* WRITTEN PROBLEM
Extract all of the entries and set them down verbatim.
# # # # # # #
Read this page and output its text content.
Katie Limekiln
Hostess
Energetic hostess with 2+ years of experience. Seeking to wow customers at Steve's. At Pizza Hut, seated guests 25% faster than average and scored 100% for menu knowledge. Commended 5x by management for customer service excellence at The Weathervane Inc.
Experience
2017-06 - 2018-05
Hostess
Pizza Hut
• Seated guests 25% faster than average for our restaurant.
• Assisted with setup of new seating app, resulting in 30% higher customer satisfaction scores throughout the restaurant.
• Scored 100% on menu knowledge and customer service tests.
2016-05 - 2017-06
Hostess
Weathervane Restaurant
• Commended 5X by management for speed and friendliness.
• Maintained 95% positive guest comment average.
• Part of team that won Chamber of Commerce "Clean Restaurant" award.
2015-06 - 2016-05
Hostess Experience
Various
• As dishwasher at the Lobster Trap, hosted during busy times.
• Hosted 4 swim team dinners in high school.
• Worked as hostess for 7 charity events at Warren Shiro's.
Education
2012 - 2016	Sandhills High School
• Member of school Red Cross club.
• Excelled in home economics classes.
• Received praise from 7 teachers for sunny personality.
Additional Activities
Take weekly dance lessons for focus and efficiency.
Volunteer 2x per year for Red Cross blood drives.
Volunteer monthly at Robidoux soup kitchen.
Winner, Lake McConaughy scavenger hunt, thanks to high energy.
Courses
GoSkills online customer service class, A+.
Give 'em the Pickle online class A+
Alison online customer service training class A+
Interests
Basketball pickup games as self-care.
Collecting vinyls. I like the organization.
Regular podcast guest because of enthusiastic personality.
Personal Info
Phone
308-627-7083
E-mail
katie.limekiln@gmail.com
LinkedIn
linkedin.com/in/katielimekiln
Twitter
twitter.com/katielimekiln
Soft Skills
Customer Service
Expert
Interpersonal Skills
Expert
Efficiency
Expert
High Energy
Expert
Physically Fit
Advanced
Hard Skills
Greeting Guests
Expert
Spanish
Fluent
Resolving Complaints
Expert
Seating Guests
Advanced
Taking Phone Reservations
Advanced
# # # # # # #
* ANSWER TO THIS PROBLEM
Read this page and output its text content.
Katie Limekiln
Hostess
Energetic hostess with 2+ years of experience. Seeking to wow customers at Steve's. At Pizza Hut, seated guests 25% faster than average and scored 100% for menu knowledge. Commended 5x by management for customer service excellence at The Weathervane Inc.
Experience
2017-06 - 2018-05
Hostess
Pizza Hut
• Seated guests 25% faster than average for our restaurant.
• Assisted with setup of new seating app, resulting in 30% higher customer satisfaction scores throughout the restaurant.
• Scored 100% on menu knowledge and customer service tests.
2016-05 - 2017-06
Hostess
Weathervane Restaurant
• Commended 5X by management for speed and friendliness.
• Maintained 95% positive guest comment average.
• Part of team that won Chamber of Commerce "Clean Restaurant" award.
2015-06 - 2016-05
Hostess Experience
Various
• As dishwasher at the Lobster Trap, hosted during busy times.
• Hosted 4 swim team dinners in high school.
• Worked as hostess for 7 charity events at Warren Shiro's.
Education
2012 - 2016	Sandhills High School
• Member of school Red Cross club.
• Excelled in home economics classes.
• Received praise from 7 teachers for sunny personality.
Additional Activities
Take weekly dance lessons for focus and efficiency.
Volunteer 2x per year for Red Cross blood drives.
Volunteer monthly at Robidoux soup kitchen.
Winner, Lake McConaughy scavenger hunt, thanks to high energy.
Courses
GoSkills online customer service class, A+.
Give 'em the Pickle online class A+
Alison online customer service training class A+
Interests
Basketball pickup games as self-care.
Collecting vinyls. I like the organization.
Regular podcast guest because of enthusiastic personality.
Personal Info
Phone
308-627-7083
E-mail
katie.limekiln@gmail.com
LinkedIn
linkedin.com/in/katielimekiln
Twitter
twitter.com/katielimekiln
Soft Skills
Customer Service
Expert
Interpersonal Skills
Expert
Efficiency
Expert
High Energy
Expert
Physically Fit
Advanced
Hard Skills
Greeting Guests
Expert
Spanish
Fluent
Resolving Complaints
Expert
Seating Guests
Advanced
Taking Phone Reservations
Advanced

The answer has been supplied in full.